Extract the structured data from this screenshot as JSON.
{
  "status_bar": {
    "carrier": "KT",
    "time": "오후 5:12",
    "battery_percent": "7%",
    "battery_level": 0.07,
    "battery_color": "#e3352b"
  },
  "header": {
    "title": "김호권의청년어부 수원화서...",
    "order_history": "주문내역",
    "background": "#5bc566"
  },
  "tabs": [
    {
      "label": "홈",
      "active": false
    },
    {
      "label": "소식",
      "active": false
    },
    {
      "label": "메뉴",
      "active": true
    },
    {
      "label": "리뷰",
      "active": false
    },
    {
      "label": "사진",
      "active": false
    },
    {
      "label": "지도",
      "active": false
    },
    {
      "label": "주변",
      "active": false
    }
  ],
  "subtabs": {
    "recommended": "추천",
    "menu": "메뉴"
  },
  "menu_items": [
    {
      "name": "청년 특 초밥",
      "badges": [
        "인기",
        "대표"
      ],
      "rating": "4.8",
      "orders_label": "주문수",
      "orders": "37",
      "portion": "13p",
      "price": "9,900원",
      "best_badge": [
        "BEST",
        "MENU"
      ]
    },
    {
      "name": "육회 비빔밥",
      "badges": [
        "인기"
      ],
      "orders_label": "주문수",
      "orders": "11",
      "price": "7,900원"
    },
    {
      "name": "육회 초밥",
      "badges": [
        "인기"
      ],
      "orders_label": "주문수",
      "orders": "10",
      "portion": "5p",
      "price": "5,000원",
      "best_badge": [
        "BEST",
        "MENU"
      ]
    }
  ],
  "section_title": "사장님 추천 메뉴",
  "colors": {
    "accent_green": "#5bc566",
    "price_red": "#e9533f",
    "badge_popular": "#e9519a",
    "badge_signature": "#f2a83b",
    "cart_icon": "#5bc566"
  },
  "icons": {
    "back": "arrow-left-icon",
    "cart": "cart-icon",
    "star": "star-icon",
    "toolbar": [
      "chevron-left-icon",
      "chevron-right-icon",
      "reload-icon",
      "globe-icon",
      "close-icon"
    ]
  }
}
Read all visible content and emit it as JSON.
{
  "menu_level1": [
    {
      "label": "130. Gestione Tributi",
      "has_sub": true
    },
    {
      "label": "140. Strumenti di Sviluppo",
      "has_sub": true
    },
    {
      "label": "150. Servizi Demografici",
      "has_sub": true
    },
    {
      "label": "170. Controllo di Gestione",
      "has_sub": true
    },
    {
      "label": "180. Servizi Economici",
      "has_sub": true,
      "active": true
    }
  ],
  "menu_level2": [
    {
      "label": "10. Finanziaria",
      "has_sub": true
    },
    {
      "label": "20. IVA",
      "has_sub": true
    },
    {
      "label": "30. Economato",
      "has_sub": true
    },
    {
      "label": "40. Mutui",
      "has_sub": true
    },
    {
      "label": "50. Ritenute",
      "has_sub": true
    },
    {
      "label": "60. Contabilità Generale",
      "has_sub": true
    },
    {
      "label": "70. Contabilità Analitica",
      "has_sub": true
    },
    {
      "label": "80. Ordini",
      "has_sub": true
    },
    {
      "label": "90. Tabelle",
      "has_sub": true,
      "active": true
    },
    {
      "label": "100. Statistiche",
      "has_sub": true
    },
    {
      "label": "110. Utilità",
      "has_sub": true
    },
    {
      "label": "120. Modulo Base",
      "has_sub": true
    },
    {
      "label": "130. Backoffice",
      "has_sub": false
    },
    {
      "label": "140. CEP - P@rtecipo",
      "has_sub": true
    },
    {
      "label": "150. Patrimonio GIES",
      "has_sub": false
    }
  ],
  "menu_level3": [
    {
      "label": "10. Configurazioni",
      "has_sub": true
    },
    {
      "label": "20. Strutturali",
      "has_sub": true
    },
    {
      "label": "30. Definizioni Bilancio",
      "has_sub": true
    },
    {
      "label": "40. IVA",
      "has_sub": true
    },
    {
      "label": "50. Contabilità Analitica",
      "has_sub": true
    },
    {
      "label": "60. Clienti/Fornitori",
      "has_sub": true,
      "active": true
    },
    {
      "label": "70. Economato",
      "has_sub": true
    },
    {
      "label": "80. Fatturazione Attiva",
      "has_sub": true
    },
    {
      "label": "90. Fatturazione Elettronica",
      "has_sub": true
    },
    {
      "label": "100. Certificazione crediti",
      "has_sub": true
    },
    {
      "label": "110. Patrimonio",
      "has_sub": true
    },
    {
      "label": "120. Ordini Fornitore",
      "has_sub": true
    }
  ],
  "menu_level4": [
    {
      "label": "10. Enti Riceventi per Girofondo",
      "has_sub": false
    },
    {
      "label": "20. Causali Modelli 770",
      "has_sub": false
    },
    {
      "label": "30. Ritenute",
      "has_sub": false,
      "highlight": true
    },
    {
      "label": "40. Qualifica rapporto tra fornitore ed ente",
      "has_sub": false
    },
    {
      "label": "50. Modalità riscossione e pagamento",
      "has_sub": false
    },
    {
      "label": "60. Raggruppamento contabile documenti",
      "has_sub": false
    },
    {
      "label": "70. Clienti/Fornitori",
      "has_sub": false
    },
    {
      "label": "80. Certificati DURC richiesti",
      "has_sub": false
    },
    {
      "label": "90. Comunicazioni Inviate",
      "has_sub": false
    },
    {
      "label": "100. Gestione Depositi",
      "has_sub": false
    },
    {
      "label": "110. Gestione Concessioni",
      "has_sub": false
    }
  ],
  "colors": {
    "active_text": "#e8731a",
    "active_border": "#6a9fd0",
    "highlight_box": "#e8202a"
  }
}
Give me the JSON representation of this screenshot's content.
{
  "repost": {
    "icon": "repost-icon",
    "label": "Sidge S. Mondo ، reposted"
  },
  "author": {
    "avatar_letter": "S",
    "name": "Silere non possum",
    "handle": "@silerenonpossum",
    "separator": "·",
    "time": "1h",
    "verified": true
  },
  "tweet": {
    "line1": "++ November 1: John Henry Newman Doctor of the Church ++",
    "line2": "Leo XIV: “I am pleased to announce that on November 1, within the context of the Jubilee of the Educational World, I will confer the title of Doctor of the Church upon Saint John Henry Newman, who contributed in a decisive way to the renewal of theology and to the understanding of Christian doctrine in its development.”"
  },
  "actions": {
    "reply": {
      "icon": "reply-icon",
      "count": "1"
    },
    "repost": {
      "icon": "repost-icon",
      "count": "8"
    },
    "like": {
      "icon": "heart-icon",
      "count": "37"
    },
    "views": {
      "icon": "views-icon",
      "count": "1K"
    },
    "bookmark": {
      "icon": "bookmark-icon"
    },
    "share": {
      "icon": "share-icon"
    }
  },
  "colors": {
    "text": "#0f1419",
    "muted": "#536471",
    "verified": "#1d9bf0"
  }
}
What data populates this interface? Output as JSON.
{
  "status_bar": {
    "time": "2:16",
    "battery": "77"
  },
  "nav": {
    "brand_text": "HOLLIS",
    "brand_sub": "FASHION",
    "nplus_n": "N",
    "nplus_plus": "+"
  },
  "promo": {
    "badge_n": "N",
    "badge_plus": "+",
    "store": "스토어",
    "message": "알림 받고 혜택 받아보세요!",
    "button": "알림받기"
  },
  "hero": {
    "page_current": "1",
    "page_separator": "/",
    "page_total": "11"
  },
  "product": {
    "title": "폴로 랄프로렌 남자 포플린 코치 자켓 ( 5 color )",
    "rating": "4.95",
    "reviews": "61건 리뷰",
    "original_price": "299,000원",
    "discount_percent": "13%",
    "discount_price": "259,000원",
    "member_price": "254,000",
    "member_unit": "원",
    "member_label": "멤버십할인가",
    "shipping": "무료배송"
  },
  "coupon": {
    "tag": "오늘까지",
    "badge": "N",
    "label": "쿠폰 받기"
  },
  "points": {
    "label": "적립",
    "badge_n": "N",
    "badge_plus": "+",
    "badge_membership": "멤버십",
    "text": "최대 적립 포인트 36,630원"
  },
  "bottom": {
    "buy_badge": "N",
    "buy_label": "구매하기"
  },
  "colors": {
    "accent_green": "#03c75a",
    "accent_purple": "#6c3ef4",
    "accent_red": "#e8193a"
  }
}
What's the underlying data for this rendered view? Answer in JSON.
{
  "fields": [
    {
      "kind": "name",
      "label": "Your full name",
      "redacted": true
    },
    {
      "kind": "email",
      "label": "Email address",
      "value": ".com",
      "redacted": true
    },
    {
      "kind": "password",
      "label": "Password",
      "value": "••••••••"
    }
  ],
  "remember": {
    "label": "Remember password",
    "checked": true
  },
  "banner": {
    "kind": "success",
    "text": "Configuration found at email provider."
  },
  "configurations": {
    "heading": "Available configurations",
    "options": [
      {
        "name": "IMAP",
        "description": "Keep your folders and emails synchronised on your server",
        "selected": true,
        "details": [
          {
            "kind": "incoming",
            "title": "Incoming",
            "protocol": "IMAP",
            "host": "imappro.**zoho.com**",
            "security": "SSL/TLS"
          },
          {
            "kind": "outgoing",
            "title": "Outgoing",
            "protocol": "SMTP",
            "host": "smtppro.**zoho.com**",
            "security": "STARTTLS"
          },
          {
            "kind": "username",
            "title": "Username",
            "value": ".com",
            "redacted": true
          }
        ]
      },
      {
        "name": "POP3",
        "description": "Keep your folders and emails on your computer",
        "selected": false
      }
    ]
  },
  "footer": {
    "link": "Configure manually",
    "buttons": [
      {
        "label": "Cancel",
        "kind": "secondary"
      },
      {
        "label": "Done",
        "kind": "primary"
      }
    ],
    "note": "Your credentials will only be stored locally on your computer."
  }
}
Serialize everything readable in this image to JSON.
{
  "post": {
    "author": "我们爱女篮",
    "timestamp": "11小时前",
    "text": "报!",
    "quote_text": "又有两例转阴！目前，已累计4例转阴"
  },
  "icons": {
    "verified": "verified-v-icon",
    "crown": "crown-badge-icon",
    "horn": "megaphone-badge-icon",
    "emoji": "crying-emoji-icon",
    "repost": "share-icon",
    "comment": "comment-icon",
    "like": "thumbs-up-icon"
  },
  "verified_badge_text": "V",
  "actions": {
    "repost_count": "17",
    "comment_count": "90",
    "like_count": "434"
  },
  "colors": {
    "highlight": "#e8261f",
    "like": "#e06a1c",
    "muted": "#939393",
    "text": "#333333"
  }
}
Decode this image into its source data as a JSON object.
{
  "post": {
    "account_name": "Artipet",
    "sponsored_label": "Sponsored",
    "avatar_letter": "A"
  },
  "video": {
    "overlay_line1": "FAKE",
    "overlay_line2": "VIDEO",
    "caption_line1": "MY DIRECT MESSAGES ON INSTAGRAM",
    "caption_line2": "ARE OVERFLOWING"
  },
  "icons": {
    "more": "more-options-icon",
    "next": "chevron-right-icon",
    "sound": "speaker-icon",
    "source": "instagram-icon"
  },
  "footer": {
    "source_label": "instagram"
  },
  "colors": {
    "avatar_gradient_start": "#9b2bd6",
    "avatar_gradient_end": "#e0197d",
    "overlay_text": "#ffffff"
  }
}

......

## Instructions to follow
Copy only this span: the line that contains "Decode this image", the last line, and every line between them.

## Reply to the exercise
Decode this image into its source data as a JSON object.
{
  "post": {
    "account_name": "Artipet",
    "sponsored_label": "Sponsored",
    "avatar_letter": "A"
  },
  "video": {
    "overlay_line1": "FAKE",
    "overlay_line2": "VIDEO",
    "caption_line1": "MY DIRECT MESSAGES ON INSTAGRAM",
    "caption_line2": "ARE OVERFLOWING"
  },
  "icons": {
    "more": "more-options-icon",
    "next": "chevron-right-icon",
    "sound": "speaker-icon",
    "source": "instagram-icon"
  },
  "footer": {
    "source_label": "instagram"
  },
  "colors": {
    "avatar_gradient_start": "#9b2bd6",
    "avatar_gradient_end": "#e0197d",
    "overlay_text": "#ffffff"
  }
}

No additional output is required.